▸ Directive:
Give the lines of the records as a numbered list, leaving out blank lines.

▸ Input rows:

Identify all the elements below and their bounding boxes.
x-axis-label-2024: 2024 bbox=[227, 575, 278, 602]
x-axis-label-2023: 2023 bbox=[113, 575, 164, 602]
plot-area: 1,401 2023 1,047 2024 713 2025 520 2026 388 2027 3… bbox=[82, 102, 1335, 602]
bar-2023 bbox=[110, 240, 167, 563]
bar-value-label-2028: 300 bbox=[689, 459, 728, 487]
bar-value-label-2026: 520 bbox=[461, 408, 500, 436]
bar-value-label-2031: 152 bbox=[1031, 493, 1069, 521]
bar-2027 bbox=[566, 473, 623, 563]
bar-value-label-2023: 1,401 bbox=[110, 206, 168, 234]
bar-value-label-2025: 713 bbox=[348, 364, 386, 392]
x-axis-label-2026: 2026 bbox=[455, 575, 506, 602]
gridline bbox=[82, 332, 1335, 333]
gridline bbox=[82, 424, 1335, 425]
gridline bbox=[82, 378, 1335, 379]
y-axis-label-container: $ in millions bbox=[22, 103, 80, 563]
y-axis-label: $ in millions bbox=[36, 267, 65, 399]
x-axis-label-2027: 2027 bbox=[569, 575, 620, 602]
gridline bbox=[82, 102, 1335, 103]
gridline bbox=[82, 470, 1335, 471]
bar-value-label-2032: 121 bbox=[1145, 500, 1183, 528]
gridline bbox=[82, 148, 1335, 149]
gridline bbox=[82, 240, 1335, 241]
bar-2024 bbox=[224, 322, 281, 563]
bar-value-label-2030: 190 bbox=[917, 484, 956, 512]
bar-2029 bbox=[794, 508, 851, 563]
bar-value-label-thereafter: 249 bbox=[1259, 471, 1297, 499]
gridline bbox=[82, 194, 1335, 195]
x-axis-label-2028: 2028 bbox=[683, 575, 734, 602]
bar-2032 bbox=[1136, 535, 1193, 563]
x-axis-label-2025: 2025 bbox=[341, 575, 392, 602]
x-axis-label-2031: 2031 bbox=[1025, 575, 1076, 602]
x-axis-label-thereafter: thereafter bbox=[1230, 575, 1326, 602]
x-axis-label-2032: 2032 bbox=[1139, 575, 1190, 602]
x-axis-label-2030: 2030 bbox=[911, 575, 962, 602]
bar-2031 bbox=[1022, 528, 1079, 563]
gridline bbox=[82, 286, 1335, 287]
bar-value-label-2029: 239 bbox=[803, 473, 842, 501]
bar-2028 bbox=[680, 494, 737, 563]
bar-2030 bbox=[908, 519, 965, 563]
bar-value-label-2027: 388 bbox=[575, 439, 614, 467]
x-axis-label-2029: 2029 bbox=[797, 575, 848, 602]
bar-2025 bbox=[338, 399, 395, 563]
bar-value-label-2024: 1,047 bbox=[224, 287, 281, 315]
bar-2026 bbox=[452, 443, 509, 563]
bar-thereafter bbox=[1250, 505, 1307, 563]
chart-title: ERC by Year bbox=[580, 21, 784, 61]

▸ Response below:
1. Identify all the elements below and their bounding boxes.
2. x-axis-label-2024: 2024 bbox=[227, 575, 278, 602]
3. x-axis-label-2023: 2023 bbox=[113, 575, 164, 602]
4. plot-area: 1,401 2023 1,047 2024 713 2025 520 2026 388 2027 3… bbox=[82, 102, 1335, 602]
5. bar-2023 bbox=[110, 240, 167, 563]
6. bar-value-label-2028: 300 bbox=[689, 459, 728, 487]
7. bar-value-label-2026: 520 bbox=[461, 408, 500, 436]
8. bar-value-label-2031: 152 bbox=[1031, 493, 1069, 521]
9. bar-2027 bbox=[566, 473, 623, 563]
10. bar-value-label-2023: 1,401 bbox=[110, 206, 168, 234]
11. bar-value-label-2025: 713 bbox=[348, 364, 386, 392]
12. x-axis-label-2026: 2026 bbox=[455, 575, 506, 602]
13. gridline bbox=[82, 332, 1335, 333]
14. gridline bbox=[82, 424, 1335, 425]
15. gridline bbox=[82, 378, 1335, 379]
16. y-axis-label-container: $ in millions bbox=[22, 103, 80, 563]
17. y-axis-label: $ in millions bbox=[36, 267, 65, 399]
18. x-axis-label-2027: 2027 bbox=[569, 575, 620, 602]
19. gridline bbox=[82, 102, 1335, 103]
20. gridline bbox=[82, 470, 1335, 471]
21. bar-value-label-2032: 121 bbox=[1145, 500, 1183, 528]
22. gridline bbox=[82, 148, 1335, 149]
23. gridline bbox=[82, 240, 1335, 241]
24. bar-2024 bbox=[224, 322, 281, 563]
25. bar-value-label-2030: 190 bbox=[917, 484, 956, 512]
26. bar-2029 bbox=[794, 508, 851, 563]
27. bar-value-label-thereafter: 249 bbox=[1259, 471, 1297, 499]
28. gridline bbox=[82, 194, 1335, 195]
29. x-axis-label-2028: 2028 bbox=[683, 575, 734, 602]
30. bar-2032 bbox=[1136, 535, 1193, 563]
31. x-axis-label-2025: 2025 bbox=[341, 575, 392, 602]
32. x-axis-label-2031: 2031 bbox=[1025, 575, 1076, 602]
33. x-axis-label-thereafter: thereafter bbox=[1230, 575, 1326, 602]
34. x-axis-label-2032: 2032 bbox=[1139, 575, 1190, 602]
35. x-axis-label-2030: 2030 bbox=[911, 575, 962, 602]
36. bar-2031 bbox=[1022, 528, 1079, 563]
37. gridline bbox=[82, 286, 1335, 287]
38. bar-value-label-2029: 239 bbox=[803, 473, 842, 501]
39. bar-2028 bbox=[680, 494, 737, 563]
40. bar-2030 bbox=[908, 519, 965, 563]
41. bar-value-label-2027: 388 bbox=[575, 439, 614, 467]
42. x-axis-label-2029: 2029 bbox=[797, 575, 848, 602]
43. bar-2025 bbox=[338, 399, 395, 563]
44. bar-value-label-2024: 1,047 bbox=[224, 287, 281, 315]
45. bar-2026 bbox=[452, 443, 509, 563]
46. bar-thereafter bbox=[1250, 505, 1307, 563]
47. chart-title: ERC by Year bbox=[580, 21, 784, 61]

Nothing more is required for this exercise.